▶ SECCIÓN DEL DOCUMENTO

El gobernador Alejandro Armenta convocó a consejeros de Morena al salón de usos múltiples de Casa Puebla el domingo para alinear la estrategia electoral, mientras la dirigente Olga Lucía Romero insiste en que no hubo uso de recursos públicos porque fue en "faceta de líder partidista".

PUEBLA DE ZARAGOZA, PUEBLA. — El domingo 12 de julio, el salón de usos múltiples de Casa Puebla albergó una reunión entre el gobernador Alejandro Armenta, los consejeros estatales de Morena y parte de su gabinete. El propósito oficial: presentar obras y programas para que los morenistas los transmitan a los ciudadanos. El propósito no declarado: cerrar filas de cara al proceso electoral de 2027, tal como lo admitió la dirigente estatal, Olga Lucía Romero Garci-Crespo, en rueda de prensa de hoy lunes.

Lo que nadie se atreve a preguntar en voz alta es más que obvio: ¿quién pagó la factura? Porque los salones de Casa Puebla no se abren por voluntad divina, el personal de intendencia no trabaja por devoción dominical, y el consumo de agua, luz y refrigerios no aparece por generación espontánea. La dirigente Romero se adelantó a la pregunta con una respuesta tan frágil como ensayada: "no hubo recursos públicos porque no era día laboral y el gobernador invitó en su faceta de líder morenista". La frase es una joya de la lógica del conejo que se saca del sombrero: el gobernador no es gobernador los domingos, y las instalaciones del gobierno se vuelven invisibles cuando la militancia las ocupa.

La convocatoria, además, no fue casual. El conducto fue Andrés Villegas Mendoza, presidente del consejo estatal de Morena y el mismo diputado que, en declaraciones anteriores, confesó su interés por la alcaldía de Tecamachalco o la reelección legislativa. Villegas, en su doble condición de operador partidista y aspirante en campaña encubierta, abrió la invitación "de forma institucional", como si la institución no fuera el partido, y el partido no estuviera usando las instalaciones del gobierno para sus fines electorales. La cadena de favores es tan perfecta que casi da lástima romperla: Armenta convoca, Villegas convoca a los convocados, y los consejeros asisten a escuchar al gobernador que, casualmente, es el mismo que los designará, o no, como candidatos.

▶ INSTRUCCIÓN
En la nota sobre la reunión en Casa Puebla, ¿quién fue el conducto de la convocatoria a los consejeros de Morena?

(Entradas guardadas)
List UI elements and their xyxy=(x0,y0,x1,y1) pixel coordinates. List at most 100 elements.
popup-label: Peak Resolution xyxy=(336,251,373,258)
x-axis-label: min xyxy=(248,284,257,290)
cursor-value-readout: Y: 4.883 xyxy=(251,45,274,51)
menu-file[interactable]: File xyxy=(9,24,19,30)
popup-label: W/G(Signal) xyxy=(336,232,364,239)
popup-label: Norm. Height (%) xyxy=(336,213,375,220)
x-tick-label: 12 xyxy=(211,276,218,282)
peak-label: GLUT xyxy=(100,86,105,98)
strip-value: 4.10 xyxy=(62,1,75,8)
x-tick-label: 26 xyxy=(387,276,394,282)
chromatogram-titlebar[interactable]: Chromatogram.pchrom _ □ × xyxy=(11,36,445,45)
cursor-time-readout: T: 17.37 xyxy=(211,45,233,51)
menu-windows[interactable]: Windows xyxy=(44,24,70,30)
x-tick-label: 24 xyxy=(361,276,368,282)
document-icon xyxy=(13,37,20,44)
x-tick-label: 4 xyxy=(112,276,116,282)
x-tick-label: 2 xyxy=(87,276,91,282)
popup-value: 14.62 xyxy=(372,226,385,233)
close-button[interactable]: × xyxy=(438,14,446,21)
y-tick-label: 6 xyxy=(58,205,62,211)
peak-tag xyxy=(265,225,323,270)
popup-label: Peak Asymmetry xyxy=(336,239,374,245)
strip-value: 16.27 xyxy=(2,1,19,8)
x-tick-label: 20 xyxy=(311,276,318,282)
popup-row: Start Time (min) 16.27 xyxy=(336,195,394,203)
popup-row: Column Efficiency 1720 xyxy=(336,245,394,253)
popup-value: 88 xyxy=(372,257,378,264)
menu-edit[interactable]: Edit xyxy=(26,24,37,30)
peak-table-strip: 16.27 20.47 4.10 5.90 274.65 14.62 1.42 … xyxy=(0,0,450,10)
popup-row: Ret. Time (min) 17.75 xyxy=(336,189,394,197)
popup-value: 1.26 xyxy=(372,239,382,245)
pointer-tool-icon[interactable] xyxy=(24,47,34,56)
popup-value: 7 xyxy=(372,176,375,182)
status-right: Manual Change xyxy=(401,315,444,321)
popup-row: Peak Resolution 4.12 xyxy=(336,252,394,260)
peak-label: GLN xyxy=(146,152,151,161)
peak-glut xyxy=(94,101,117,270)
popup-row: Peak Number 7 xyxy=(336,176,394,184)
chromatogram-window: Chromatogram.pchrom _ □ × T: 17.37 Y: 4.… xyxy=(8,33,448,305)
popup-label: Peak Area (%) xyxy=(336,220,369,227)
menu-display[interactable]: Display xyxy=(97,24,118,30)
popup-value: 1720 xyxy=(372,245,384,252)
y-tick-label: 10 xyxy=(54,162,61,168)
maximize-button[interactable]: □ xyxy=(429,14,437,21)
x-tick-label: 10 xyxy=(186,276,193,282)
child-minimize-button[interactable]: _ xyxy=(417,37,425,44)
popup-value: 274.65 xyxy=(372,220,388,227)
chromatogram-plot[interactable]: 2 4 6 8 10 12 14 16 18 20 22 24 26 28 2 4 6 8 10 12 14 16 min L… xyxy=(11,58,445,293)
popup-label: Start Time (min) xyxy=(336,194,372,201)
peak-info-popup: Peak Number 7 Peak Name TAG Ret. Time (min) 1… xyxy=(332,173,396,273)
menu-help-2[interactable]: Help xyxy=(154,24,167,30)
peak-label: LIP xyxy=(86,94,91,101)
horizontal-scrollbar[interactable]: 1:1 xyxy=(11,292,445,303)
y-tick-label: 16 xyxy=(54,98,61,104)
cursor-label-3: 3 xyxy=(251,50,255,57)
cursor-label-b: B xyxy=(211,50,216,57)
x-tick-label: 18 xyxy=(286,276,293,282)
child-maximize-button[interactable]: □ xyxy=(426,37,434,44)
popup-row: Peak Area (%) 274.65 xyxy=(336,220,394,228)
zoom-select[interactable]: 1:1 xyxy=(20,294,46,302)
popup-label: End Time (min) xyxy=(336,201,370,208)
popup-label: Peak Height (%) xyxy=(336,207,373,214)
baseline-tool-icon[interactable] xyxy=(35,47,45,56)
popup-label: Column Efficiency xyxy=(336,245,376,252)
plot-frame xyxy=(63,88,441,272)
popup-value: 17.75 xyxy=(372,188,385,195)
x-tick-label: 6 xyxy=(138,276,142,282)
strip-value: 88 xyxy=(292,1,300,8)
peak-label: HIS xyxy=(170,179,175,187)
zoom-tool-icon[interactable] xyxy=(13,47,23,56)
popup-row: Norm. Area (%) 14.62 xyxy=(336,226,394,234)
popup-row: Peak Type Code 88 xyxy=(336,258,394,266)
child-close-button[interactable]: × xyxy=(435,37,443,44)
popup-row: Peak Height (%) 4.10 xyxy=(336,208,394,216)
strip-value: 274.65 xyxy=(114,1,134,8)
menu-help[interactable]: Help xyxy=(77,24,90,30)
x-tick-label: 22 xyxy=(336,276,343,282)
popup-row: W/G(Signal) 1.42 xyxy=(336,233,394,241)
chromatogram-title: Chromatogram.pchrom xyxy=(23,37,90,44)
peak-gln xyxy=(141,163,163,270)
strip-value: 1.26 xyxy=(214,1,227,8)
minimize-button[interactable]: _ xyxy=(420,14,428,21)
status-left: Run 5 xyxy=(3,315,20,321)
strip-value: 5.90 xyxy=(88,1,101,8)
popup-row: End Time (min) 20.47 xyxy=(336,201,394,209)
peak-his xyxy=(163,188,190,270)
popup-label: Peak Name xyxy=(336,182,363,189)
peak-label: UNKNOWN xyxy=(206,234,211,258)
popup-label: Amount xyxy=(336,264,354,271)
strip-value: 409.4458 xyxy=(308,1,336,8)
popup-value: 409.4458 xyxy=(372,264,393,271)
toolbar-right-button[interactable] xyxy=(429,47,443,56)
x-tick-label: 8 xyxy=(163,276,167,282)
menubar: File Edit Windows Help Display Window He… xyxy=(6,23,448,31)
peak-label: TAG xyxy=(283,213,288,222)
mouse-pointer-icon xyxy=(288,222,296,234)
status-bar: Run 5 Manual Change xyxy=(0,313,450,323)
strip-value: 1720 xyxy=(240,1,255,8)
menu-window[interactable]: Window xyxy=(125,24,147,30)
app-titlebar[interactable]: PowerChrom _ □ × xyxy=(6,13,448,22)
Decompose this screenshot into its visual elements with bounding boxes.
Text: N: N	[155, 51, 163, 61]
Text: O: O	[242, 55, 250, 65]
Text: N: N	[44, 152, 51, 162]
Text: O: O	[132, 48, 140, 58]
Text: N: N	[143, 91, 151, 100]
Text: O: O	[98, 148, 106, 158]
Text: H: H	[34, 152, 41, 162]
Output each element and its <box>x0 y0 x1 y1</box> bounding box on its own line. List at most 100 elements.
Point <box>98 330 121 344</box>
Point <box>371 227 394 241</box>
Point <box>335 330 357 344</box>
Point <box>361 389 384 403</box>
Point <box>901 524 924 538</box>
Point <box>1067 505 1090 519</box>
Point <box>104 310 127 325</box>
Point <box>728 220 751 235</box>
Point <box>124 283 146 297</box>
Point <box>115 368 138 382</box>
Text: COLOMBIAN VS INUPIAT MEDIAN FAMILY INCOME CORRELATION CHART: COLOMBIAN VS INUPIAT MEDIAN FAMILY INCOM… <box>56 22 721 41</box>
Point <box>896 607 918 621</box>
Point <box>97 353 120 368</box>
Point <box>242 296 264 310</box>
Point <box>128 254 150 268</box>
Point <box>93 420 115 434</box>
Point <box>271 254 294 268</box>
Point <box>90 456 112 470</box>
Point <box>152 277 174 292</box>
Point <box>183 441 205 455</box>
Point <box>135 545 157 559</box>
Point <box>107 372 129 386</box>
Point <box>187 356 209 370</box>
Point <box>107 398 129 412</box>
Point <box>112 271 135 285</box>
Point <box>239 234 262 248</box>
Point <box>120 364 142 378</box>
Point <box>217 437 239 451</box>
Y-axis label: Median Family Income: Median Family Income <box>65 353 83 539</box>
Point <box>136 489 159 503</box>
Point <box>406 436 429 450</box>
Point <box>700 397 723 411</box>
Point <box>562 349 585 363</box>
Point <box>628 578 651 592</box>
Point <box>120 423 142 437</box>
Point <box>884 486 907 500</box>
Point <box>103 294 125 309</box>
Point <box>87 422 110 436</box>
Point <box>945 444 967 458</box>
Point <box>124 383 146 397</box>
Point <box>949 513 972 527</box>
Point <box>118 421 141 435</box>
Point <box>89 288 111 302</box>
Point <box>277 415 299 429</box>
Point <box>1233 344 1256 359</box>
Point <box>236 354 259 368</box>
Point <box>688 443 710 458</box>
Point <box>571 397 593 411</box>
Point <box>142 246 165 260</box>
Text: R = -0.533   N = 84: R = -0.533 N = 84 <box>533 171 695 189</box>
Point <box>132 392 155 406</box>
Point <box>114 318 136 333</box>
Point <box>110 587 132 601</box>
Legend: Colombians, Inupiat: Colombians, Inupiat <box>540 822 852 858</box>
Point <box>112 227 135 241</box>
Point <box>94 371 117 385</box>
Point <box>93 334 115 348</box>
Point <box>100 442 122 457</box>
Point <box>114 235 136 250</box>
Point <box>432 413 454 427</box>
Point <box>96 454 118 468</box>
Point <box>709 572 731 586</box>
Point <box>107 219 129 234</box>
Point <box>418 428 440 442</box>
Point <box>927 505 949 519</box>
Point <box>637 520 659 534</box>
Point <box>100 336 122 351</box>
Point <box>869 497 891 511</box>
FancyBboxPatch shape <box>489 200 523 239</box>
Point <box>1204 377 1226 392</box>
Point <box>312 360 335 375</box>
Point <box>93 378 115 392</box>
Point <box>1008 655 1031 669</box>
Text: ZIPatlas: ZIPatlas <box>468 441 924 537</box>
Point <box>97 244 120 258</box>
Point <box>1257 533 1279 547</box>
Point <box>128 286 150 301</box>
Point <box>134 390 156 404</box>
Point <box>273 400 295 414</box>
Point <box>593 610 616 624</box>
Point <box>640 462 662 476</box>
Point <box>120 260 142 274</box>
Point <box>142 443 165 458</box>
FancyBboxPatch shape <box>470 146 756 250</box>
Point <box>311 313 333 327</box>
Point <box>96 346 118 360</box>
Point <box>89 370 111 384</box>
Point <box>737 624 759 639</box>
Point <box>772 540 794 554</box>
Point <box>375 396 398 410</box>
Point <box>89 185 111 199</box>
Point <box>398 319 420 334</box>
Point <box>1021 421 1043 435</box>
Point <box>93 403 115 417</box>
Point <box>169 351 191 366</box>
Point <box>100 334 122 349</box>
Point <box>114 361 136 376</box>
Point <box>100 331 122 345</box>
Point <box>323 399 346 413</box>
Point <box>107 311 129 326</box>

▶ RESPUESTA ESPERADA
Andrés Villegas Mendoza, presidente del consejo estatal de Morena.